Below are some records. Copy every line in them that holds "ylabel".
## start
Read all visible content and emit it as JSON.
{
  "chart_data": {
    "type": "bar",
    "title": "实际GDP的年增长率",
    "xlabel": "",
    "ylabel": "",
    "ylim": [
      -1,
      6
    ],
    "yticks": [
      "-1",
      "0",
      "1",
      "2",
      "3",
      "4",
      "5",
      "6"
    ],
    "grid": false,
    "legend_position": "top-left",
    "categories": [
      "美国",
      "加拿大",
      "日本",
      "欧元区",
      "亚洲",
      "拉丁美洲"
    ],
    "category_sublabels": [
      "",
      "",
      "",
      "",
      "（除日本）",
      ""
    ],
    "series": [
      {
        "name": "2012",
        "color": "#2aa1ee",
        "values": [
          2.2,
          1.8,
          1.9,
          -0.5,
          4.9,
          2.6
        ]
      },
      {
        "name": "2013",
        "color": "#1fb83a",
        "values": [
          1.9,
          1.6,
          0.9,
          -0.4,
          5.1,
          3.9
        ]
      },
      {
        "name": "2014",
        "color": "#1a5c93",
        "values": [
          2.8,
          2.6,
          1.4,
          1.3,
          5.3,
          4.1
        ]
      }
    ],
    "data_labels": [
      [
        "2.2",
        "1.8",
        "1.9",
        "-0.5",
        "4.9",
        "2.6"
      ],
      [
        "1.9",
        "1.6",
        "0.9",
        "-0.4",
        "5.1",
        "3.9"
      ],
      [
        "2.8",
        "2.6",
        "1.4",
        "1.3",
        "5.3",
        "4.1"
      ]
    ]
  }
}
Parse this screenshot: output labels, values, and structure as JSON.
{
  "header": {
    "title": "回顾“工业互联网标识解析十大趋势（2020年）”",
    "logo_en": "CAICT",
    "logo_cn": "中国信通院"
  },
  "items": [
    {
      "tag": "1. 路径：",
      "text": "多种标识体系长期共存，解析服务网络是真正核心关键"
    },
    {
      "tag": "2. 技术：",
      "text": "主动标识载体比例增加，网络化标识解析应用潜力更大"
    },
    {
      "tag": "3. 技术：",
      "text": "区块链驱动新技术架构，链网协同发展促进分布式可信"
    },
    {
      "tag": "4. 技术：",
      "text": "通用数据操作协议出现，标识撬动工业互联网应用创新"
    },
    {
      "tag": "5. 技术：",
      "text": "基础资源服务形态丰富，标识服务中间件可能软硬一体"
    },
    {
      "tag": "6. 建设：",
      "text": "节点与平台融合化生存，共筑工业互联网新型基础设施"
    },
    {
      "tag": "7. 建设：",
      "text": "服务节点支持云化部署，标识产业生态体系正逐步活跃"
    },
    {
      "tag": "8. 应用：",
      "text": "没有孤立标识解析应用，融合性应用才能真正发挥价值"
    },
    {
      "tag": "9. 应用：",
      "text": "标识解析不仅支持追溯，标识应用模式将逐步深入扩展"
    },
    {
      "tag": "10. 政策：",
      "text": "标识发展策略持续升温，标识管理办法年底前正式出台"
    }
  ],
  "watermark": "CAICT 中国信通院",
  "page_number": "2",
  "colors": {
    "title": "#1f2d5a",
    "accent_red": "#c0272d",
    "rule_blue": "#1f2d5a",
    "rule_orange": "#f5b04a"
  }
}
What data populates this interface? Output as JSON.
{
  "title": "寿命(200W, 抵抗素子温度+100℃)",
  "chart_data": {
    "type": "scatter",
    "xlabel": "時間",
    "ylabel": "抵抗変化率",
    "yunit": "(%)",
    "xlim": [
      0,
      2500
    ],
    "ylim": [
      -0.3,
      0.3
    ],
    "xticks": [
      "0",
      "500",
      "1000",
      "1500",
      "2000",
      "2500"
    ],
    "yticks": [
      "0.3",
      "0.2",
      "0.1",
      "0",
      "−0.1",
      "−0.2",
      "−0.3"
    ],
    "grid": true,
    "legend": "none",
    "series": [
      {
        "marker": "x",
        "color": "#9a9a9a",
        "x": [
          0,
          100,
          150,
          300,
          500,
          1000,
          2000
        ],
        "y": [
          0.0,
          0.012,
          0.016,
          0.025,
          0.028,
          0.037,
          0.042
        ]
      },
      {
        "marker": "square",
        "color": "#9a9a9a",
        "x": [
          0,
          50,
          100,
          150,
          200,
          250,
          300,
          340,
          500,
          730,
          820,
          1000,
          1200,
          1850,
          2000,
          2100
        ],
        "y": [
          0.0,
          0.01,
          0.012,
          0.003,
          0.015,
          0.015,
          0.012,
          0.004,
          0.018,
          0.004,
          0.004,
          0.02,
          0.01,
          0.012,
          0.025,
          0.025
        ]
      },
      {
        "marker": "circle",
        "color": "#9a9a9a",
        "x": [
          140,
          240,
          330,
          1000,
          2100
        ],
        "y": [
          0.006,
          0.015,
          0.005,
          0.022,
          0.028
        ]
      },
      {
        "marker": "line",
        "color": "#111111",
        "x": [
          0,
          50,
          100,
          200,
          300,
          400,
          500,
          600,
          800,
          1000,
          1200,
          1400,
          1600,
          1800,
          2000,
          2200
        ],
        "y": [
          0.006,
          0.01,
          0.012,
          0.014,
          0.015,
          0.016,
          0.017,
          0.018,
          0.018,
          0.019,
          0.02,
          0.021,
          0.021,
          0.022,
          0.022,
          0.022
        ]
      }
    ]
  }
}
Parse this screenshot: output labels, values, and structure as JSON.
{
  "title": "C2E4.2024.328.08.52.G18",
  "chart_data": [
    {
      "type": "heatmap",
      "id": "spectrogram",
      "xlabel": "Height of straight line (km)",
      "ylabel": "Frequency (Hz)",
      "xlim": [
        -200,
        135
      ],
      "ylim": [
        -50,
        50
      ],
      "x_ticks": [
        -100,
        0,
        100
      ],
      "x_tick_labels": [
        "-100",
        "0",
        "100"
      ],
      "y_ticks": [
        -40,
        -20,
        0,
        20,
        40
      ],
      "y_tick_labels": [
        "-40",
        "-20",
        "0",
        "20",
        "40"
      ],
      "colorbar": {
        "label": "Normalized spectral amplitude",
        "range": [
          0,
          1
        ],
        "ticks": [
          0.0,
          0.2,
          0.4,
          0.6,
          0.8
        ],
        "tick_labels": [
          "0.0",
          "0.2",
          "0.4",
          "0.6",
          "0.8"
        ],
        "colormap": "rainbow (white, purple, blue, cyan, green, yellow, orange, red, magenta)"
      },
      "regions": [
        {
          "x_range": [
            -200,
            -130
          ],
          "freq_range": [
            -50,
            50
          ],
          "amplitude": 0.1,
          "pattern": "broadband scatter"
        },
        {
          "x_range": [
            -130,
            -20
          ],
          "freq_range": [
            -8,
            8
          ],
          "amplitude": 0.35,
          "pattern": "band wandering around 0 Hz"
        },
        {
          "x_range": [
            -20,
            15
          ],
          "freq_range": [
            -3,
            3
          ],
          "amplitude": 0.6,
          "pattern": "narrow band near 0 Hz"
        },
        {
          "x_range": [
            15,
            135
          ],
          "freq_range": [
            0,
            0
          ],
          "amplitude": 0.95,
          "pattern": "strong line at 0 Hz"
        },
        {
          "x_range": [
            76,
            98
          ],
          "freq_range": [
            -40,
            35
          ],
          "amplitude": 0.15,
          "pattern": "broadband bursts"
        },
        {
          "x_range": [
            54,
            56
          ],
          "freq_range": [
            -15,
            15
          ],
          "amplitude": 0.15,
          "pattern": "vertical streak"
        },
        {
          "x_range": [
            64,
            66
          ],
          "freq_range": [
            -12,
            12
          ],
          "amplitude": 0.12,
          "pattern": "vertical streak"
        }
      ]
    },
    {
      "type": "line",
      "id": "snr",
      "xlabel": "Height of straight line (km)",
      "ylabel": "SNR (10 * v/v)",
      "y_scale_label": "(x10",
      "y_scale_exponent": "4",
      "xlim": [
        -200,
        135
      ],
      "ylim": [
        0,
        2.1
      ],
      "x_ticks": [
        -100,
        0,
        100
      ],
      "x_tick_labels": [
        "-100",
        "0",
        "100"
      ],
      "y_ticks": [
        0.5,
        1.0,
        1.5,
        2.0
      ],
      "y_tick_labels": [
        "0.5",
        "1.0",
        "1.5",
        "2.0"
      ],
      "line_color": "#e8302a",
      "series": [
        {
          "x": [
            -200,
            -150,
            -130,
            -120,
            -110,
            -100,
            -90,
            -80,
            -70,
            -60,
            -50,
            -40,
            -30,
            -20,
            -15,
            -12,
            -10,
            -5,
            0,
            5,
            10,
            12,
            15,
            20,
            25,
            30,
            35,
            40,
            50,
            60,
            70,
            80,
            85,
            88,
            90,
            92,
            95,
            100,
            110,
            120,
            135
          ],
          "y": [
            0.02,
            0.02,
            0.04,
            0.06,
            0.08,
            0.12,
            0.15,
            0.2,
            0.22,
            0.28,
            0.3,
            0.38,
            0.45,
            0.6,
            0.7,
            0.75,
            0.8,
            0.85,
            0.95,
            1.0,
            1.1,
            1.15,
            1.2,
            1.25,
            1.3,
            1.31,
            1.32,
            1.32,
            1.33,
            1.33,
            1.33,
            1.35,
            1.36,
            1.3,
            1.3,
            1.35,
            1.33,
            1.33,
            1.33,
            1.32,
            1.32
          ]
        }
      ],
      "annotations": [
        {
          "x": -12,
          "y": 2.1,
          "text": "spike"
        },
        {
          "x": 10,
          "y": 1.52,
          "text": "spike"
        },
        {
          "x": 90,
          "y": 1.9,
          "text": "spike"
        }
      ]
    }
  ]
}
## end
*SOLUTION FOR THIS TASK:*
    "ylabel": "",
    "ylabel": "抵抗変化率",
      "ylabel": "Frequency (Hz)",
      "ylabel": "SNR (10 * v/v)",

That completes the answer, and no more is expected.